§ **What is expected**
Exactly how many lines have the word "Étiquettes"? Answer with the bare number.

§ **Supplied information**

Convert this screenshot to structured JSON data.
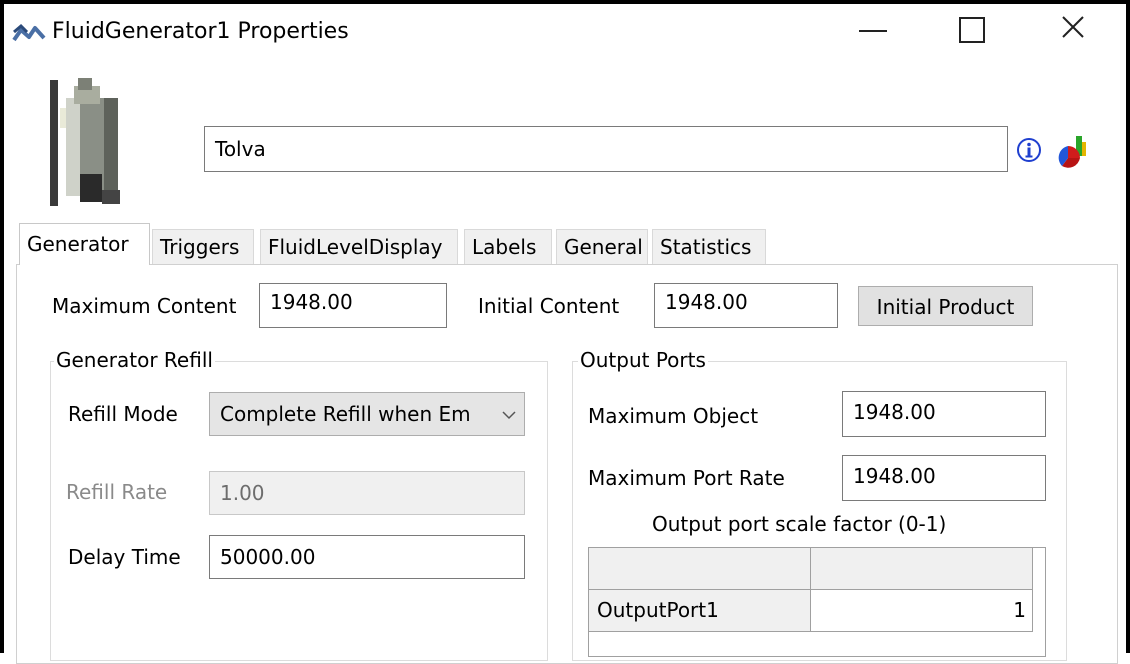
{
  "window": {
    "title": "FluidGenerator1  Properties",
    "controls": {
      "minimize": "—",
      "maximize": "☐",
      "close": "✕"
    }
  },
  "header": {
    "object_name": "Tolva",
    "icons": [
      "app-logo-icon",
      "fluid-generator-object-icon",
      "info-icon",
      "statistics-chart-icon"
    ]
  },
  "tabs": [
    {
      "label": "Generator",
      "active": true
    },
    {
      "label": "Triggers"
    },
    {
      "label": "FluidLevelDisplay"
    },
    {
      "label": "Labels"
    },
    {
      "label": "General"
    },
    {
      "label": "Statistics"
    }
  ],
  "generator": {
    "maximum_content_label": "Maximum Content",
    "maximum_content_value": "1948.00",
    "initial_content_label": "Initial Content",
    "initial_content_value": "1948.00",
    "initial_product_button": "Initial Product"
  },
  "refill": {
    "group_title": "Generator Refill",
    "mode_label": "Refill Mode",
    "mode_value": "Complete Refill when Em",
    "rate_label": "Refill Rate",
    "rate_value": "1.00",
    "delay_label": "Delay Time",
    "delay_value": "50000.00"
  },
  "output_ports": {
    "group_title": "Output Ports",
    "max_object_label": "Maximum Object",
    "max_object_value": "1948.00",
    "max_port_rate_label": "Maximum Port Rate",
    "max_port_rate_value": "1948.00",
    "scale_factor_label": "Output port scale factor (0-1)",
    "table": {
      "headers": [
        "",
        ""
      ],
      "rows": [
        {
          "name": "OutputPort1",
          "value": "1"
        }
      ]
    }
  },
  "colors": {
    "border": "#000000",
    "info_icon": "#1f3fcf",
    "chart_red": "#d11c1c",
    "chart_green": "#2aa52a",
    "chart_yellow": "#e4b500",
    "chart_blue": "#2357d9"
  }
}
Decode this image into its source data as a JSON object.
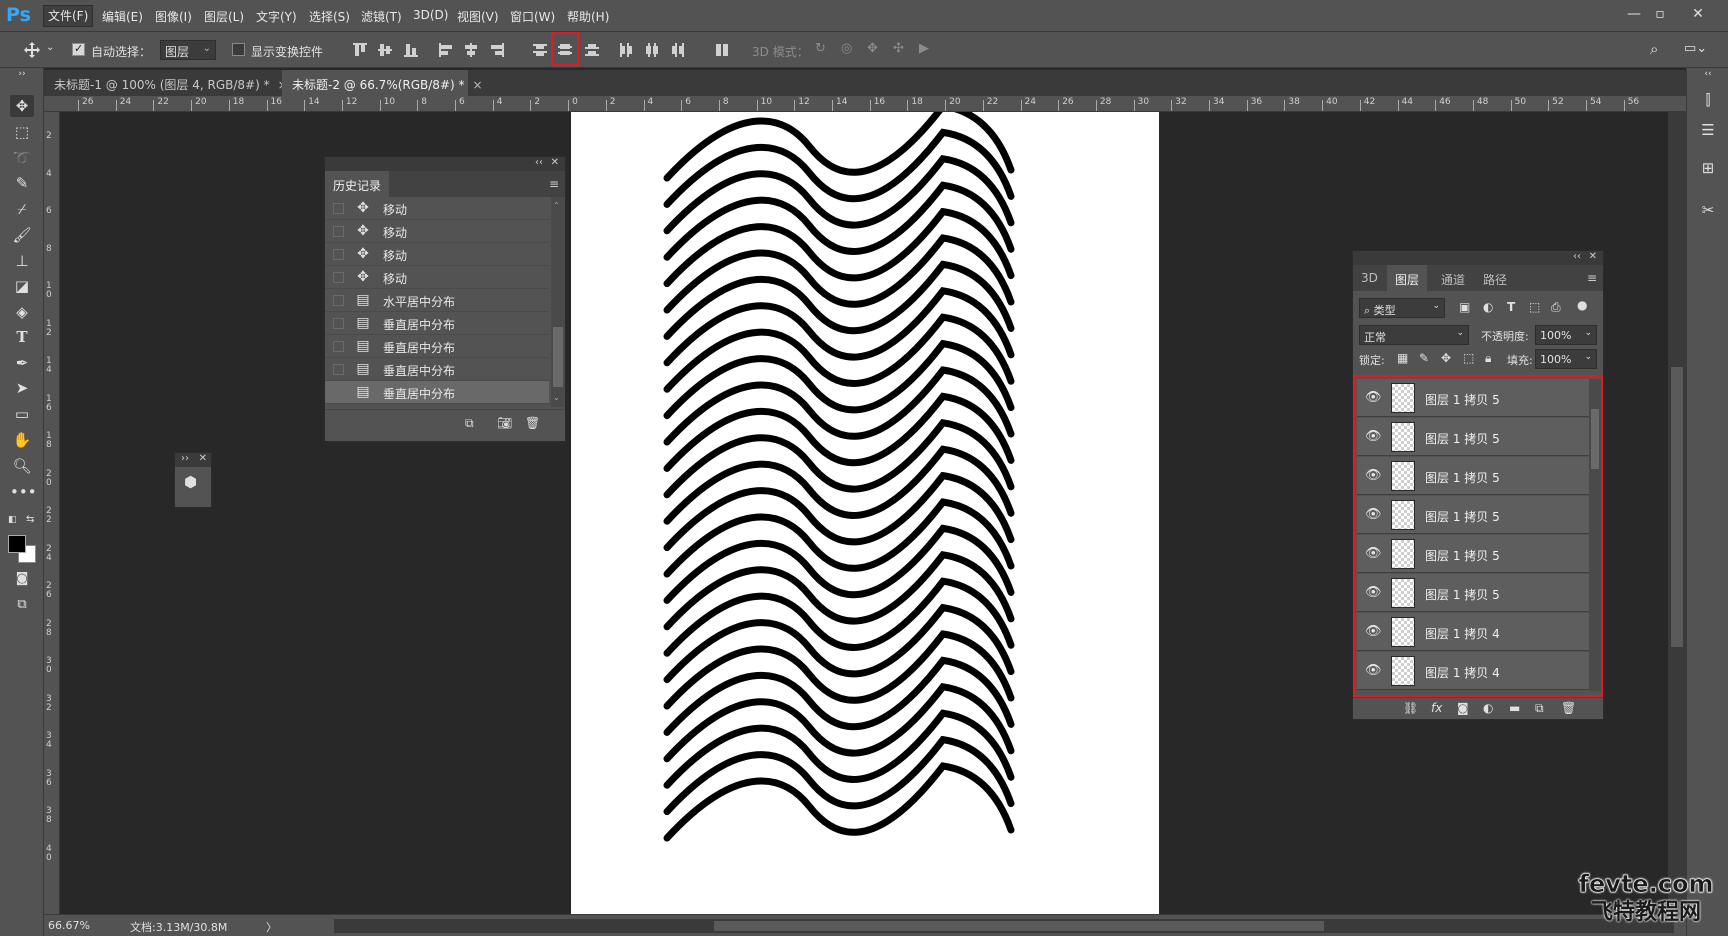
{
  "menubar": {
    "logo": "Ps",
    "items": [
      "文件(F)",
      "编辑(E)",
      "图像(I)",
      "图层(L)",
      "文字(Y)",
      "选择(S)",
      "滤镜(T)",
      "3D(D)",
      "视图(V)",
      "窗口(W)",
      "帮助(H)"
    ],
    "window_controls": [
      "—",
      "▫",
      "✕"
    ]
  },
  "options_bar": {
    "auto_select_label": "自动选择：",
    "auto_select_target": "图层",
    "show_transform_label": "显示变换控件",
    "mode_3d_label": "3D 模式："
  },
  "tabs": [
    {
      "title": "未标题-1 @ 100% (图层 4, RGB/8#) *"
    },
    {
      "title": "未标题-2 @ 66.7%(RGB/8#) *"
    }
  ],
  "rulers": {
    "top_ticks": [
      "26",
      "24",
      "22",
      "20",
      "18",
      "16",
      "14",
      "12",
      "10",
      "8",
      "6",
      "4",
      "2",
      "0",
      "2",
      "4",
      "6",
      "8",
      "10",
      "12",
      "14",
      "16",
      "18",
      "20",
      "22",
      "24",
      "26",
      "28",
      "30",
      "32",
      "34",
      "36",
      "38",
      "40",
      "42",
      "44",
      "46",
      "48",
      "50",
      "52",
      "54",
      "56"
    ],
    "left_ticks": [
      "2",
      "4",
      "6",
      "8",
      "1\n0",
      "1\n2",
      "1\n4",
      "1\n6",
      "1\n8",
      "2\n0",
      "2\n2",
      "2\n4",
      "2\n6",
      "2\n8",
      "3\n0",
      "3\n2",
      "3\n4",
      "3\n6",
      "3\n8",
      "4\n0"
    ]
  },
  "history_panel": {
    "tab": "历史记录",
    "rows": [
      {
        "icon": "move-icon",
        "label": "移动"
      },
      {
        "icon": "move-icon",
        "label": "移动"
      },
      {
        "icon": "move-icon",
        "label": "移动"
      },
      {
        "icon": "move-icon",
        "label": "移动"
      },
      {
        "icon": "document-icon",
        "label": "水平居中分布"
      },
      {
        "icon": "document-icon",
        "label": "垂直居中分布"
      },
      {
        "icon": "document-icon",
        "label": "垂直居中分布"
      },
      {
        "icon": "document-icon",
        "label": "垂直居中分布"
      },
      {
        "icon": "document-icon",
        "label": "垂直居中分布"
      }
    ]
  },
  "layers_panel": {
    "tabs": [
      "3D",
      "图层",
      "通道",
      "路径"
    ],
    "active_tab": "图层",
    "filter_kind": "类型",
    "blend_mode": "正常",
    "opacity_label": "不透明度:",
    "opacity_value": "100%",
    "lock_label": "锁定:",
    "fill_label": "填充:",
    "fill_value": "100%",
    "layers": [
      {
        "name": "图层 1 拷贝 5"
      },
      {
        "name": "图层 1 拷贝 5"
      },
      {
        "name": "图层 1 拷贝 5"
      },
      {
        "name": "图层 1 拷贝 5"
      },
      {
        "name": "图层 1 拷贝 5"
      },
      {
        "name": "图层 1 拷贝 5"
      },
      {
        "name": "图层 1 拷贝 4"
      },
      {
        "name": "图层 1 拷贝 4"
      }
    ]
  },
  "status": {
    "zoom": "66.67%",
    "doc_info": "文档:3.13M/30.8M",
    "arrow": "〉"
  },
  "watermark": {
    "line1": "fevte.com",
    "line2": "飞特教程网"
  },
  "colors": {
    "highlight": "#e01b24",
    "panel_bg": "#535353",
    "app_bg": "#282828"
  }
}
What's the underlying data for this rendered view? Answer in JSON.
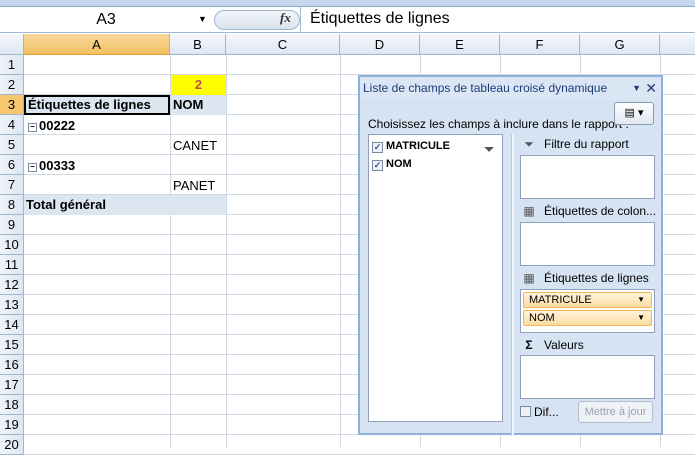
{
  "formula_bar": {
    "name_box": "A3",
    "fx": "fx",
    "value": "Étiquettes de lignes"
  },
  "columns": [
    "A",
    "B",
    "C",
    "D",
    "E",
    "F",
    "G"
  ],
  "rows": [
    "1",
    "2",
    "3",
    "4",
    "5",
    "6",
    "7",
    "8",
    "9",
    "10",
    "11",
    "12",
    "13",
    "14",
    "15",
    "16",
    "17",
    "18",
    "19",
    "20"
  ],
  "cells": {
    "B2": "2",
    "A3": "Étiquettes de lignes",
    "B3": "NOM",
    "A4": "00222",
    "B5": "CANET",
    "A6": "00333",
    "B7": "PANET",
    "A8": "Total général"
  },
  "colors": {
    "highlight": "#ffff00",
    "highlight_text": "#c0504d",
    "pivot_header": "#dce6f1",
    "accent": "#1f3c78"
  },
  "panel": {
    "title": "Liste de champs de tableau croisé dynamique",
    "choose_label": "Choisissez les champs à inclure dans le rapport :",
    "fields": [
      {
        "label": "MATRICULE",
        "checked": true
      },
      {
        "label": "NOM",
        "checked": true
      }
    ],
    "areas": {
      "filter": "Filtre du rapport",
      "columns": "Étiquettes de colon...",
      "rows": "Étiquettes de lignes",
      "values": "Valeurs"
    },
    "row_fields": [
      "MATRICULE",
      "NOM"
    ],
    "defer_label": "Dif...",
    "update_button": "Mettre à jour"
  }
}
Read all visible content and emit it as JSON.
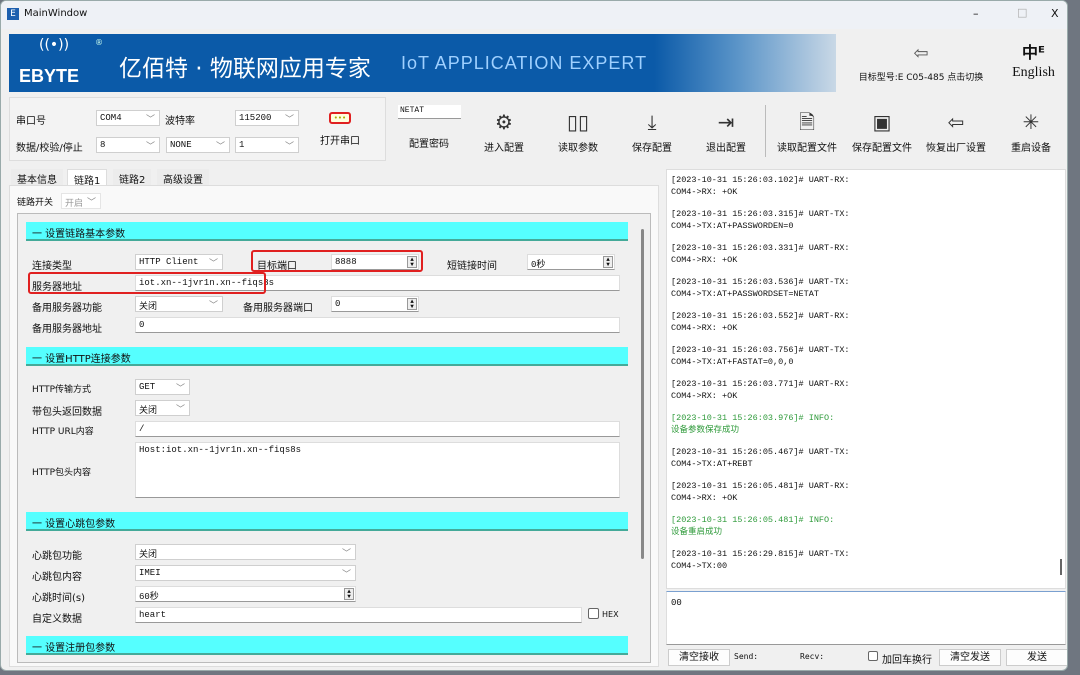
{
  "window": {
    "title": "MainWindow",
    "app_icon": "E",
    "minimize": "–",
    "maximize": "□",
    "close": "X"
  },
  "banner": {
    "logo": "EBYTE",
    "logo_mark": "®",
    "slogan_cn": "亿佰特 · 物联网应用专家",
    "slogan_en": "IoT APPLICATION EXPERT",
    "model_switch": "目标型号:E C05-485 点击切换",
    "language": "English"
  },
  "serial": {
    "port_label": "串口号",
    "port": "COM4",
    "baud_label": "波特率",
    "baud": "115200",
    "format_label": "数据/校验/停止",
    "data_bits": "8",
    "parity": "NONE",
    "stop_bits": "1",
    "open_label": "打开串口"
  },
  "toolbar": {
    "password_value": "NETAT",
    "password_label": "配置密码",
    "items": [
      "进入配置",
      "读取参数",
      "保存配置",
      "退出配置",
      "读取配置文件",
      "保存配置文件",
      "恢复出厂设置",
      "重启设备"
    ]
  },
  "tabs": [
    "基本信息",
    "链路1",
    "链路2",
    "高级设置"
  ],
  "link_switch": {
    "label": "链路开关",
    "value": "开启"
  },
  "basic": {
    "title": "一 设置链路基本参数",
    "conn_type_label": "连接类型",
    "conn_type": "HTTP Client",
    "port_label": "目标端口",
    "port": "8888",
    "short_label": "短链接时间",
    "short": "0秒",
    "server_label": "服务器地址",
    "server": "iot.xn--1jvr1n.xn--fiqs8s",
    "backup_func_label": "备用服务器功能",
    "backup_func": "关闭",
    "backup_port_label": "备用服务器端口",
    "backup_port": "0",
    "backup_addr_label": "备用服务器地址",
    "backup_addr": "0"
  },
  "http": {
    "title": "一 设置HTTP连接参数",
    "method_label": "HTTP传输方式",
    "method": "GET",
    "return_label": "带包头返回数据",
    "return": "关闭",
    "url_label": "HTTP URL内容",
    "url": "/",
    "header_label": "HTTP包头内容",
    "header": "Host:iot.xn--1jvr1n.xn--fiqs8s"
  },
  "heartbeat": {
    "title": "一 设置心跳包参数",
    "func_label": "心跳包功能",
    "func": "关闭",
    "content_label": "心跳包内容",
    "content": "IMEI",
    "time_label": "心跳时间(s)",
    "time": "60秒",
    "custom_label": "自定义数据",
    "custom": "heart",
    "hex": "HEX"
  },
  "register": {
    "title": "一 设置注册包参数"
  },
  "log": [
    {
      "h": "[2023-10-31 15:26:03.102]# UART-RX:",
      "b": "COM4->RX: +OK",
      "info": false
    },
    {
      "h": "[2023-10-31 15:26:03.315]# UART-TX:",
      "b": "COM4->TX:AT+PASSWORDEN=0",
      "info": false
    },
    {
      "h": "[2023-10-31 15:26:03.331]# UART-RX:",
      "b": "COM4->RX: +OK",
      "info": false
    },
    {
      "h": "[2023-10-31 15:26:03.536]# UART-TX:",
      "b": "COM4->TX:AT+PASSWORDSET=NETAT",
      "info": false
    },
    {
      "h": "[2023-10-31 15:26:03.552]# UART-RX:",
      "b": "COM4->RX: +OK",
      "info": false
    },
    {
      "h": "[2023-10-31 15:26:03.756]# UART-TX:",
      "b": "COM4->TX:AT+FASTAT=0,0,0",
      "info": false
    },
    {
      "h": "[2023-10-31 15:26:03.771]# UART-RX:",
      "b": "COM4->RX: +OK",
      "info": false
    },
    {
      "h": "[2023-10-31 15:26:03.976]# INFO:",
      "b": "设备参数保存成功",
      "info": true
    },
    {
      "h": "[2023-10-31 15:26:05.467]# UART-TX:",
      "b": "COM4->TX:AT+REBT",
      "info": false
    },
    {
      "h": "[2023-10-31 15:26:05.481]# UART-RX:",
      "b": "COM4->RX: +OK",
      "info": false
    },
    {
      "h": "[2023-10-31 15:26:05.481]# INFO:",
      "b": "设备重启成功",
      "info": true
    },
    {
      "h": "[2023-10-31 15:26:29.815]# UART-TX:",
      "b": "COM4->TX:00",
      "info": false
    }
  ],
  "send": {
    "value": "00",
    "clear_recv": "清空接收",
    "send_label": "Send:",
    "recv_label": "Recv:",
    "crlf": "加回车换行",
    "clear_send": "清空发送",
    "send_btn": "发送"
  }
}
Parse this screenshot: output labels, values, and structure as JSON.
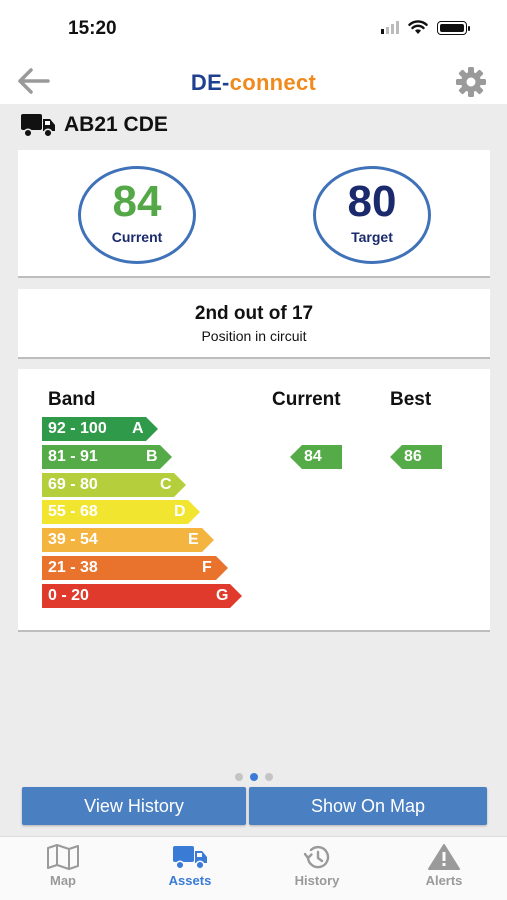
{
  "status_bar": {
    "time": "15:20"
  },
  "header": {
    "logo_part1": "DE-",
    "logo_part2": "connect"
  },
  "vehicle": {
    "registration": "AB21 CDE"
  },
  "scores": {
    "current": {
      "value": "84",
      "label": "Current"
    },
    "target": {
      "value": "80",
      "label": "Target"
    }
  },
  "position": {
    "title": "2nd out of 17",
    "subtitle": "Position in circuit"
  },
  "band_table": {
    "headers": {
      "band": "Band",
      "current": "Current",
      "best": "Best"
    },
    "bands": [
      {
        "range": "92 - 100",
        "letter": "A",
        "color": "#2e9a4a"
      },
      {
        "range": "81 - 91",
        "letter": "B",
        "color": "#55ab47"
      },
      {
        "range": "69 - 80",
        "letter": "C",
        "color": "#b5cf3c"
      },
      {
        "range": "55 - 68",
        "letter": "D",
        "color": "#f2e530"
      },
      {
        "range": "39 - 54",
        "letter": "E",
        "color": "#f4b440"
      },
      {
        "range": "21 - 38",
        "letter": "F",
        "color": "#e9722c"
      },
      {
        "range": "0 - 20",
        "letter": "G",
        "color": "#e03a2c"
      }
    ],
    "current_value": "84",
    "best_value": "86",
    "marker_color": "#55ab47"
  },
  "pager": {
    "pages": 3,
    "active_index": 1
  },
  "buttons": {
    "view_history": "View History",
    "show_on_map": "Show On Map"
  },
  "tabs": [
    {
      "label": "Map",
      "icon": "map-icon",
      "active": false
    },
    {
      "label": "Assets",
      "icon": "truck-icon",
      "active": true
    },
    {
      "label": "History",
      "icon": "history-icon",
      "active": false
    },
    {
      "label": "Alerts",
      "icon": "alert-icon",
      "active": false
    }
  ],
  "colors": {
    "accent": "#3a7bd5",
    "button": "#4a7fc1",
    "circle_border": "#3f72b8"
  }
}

§ **Correct result**
4